— Directive —
Take the entries that follow and return only the lines from the one with "Decode this chart: output" through the final line, leaving every picture behind.

/---

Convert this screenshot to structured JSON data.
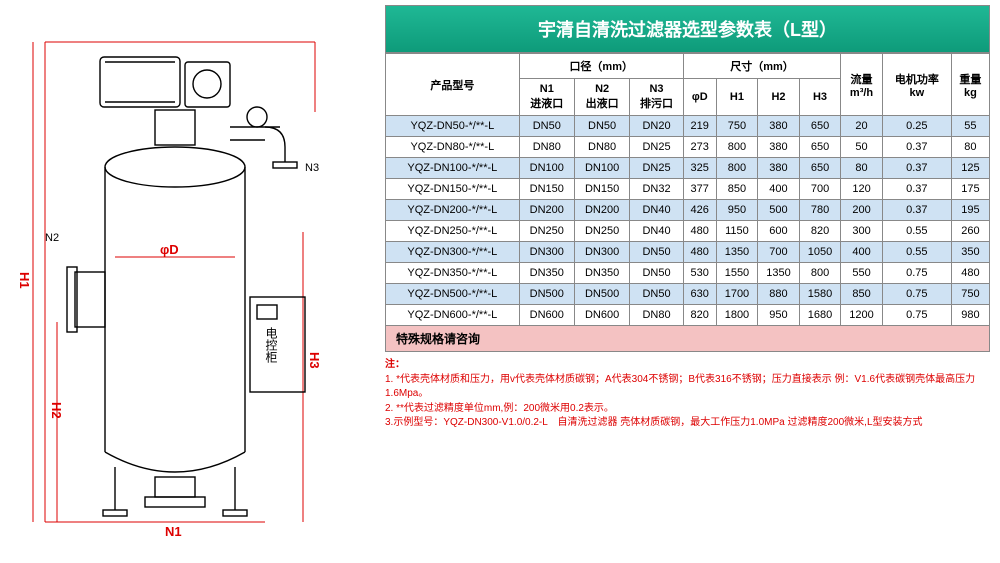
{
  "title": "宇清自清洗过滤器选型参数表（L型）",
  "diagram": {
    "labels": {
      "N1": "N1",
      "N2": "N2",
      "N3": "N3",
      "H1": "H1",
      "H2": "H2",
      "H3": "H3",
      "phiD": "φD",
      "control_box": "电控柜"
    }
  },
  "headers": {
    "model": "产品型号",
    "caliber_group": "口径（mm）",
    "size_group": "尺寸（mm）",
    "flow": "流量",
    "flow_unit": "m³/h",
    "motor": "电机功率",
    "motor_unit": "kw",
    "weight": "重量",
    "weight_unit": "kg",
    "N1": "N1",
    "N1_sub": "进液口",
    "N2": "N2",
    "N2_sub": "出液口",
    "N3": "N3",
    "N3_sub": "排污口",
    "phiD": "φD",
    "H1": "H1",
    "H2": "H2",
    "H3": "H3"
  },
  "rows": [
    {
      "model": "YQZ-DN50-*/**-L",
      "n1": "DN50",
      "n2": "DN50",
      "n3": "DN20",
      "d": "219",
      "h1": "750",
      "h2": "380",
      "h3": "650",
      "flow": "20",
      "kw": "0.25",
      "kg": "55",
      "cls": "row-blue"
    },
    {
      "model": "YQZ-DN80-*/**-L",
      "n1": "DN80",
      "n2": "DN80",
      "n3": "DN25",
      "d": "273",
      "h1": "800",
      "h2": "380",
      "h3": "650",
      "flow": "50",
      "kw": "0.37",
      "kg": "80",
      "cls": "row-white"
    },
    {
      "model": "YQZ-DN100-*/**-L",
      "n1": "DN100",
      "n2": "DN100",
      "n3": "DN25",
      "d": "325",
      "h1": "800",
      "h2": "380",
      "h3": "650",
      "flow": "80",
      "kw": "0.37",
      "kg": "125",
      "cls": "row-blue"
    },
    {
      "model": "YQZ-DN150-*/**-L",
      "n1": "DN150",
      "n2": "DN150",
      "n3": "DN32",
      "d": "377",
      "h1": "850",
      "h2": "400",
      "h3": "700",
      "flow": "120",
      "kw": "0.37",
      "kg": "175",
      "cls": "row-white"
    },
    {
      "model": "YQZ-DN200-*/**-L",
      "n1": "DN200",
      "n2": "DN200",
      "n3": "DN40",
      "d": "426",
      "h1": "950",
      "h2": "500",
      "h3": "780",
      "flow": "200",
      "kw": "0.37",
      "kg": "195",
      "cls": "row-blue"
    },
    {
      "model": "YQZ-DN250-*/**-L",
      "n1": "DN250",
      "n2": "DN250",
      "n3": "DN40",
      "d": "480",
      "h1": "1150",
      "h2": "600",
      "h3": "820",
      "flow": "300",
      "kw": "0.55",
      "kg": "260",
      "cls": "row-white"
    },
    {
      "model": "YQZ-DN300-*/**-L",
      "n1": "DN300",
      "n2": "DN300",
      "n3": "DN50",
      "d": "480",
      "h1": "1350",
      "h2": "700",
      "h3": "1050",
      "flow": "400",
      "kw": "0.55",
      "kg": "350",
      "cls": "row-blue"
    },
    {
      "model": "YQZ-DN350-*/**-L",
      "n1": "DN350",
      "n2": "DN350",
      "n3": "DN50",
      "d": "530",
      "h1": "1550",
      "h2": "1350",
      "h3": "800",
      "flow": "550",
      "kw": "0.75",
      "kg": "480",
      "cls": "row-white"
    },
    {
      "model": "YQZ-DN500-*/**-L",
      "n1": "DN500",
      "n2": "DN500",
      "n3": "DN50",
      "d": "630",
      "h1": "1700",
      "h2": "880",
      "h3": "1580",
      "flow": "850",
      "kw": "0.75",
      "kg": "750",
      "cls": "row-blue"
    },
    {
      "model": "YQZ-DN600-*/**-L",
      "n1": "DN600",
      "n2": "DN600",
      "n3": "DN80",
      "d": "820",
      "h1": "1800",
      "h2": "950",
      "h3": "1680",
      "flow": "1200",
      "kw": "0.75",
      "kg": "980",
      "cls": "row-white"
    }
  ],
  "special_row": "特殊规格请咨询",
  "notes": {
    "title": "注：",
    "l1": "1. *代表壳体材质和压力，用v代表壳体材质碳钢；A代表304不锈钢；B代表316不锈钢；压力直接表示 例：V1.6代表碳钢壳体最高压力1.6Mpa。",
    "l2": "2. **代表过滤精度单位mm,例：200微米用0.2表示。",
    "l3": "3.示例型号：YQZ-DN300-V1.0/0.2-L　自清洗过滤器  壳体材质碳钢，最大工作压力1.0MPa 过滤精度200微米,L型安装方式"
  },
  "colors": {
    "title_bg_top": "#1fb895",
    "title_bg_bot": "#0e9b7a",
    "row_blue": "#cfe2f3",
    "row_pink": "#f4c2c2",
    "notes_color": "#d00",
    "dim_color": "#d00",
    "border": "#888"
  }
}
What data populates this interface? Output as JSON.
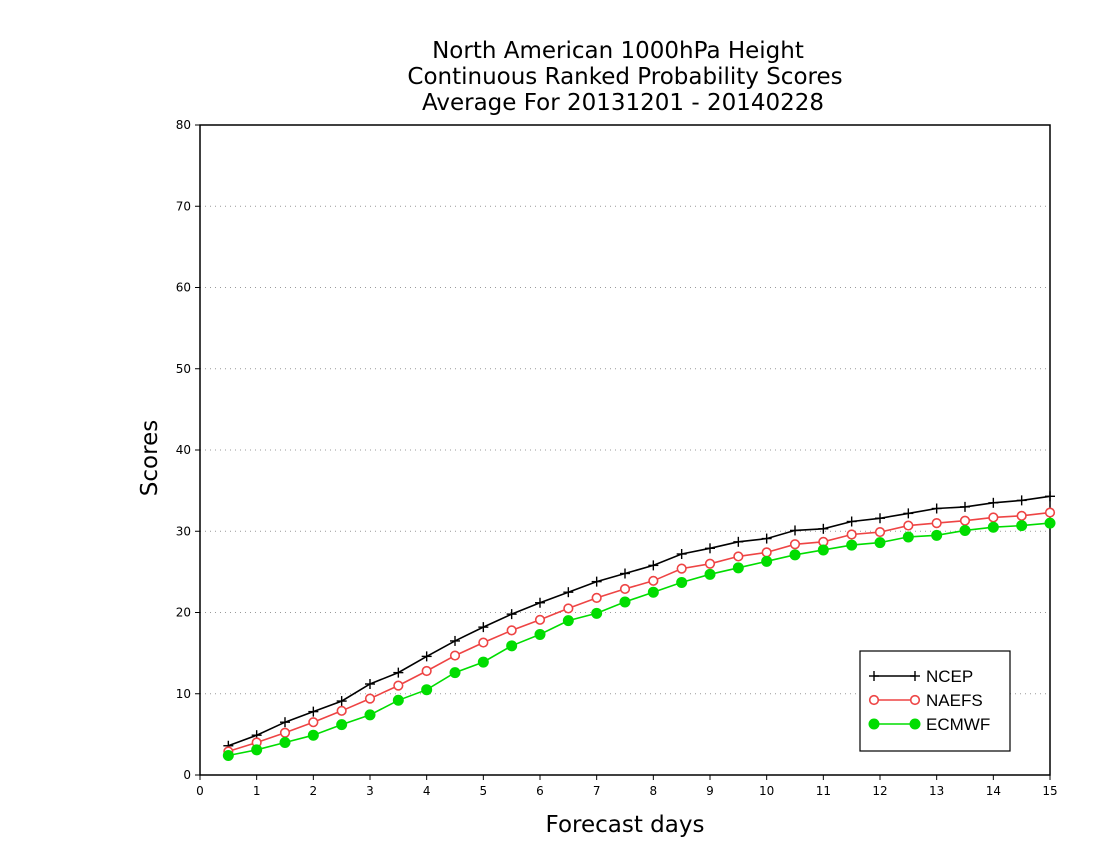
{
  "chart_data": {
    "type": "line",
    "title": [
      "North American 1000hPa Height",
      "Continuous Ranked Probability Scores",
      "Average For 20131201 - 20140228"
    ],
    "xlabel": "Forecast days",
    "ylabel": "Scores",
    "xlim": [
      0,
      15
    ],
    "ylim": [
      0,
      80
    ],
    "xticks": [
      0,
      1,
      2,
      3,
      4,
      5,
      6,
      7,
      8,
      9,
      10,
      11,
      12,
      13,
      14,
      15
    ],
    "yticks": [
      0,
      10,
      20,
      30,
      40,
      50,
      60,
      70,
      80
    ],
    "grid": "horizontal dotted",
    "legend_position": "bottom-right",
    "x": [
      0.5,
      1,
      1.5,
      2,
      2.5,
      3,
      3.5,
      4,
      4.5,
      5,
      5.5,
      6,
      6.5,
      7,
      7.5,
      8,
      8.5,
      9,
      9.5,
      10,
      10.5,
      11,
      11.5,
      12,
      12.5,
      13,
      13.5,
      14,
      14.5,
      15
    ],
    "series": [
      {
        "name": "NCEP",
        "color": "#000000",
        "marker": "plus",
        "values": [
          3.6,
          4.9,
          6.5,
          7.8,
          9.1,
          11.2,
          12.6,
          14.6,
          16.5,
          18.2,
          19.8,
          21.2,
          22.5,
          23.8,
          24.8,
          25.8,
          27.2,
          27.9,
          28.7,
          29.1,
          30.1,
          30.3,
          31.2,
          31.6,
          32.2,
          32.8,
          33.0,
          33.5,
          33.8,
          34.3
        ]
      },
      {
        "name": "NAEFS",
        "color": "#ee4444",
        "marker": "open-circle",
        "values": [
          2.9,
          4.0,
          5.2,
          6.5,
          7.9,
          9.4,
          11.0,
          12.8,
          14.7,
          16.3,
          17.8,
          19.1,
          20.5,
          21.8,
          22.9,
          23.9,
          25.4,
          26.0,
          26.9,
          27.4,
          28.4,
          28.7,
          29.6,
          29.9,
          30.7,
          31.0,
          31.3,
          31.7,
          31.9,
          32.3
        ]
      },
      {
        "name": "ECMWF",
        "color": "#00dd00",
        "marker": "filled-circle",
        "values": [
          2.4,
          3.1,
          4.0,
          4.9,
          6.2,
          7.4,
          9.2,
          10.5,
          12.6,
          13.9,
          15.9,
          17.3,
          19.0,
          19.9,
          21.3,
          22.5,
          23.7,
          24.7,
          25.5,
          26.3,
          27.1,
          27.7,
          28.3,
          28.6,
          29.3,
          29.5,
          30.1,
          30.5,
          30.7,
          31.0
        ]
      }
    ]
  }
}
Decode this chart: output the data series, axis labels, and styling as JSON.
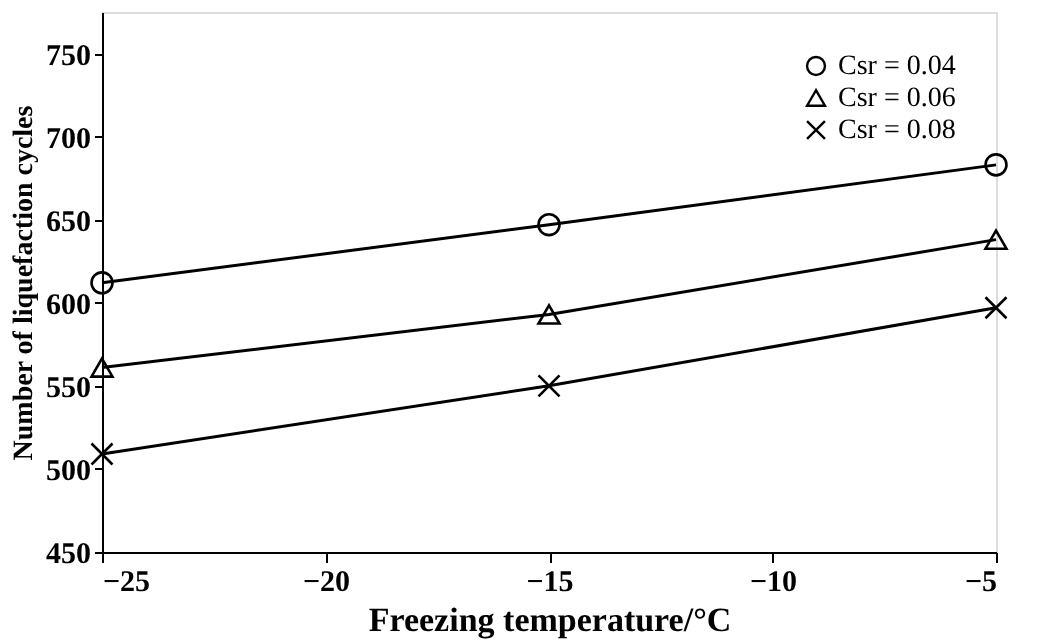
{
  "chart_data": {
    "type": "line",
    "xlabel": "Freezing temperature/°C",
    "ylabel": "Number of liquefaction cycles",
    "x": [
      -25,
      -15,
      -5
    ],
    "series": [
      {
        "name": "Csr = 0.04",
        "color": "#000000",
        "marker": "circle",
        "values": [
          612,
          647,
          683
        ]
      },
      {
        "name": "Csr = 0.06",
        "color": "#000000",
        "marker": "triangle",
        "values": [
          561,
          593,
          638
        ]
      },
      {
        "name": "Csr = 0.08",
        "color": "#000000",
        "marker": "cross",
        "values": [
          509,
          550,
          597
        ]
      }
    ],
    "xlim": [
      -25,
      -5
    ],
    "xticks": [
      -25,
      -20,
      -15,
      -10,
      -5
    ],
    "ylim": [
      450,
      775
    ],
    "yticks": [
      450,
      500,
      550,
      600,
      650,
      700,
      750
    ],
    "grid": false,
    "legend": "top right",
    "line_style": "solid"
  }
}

\---

— Result of this exercise —
Decode this chart: output the data series, axis labels, and styling as JSON.
{
  "chart_data": {
    "type": "line",
    "xlabel": "Freezing temperature/°C",
    "ylabel": "Number of liquefaction cycles",
    "x": [
      -25,
      -15,
      -5
    ],
    "series": [
      {
        "name": "Csr = 0.04",
        "color": "#000000",
        "marker": "circle",
        "values": [
          612,
          647,
          683
        ]
      },
      {
        "name": "Csr = 0.06",
        "color": "#000000",
        "marker": "triangle",
        "values": [
          561,
          593,
          638
        ]
      },
      {
        "name": "Csr = 0.08",
        "color": "#000000",
        "marker": "cross",
        "values": [
          509,
          550,
          597
        ]
      }
    ],
    "xlim": [
      -25,
      -5
    ],
    "xticks": [
      -25,
      -20,
      -15,
      -10,
      -5
    ],
    "ylim": [
      450,
      775
    ],
    "yticks": [
      450,
      500,
      550,
      600,
      650,
      700,
      750
    ],
    "grid": false,
    "legend": "top right",
    "line_style": "solid"
  }
}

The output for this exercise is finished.